[Dataset records]
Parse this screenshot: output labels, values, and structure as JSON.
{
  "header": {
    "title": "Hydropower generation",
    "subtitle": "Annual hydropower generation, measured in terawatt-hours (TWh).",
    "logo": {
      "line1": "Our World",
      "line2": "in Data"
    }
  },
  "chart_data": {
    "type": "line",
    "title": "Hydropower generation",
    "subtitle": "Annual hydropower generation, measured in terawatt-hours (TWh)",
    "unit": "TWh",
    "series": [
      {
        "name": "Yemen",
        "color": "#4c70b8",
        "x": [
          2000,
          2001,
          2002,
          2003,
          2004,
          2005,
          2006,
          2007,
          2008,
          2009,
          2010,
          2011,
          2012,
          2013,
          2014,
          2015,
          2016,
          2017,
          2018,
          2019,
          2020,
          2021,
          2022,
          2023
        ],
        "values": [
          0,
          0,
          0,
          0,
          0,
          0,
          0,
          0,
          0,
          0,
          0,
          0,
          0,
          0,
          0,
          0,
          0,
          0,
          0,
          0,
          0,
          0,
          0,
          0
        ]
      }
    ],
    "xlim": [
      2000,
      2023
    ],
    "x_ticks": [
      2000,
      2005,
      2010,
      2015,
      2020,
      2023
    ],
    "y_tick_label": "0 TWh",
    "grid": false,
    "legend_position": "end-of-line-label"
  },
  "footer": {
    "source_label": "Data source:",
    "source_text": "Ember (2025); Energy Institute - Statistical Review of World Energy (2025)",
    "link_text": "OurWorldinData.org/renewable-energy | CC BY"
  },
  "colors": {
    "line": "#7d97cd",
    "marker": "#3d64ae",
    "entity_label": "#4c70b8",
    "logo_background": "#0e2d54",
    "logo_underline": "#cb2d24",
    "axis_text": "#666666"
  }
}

- Objective:
Filter lines by "hours" and return each hit.

- Task answer:
    "subtitle": "Annual hydropower generation, measured in terawatt-hours (TWh).",
    "subtitle": "Annual hydropower generation, measured in terawatt-hours (TWh)",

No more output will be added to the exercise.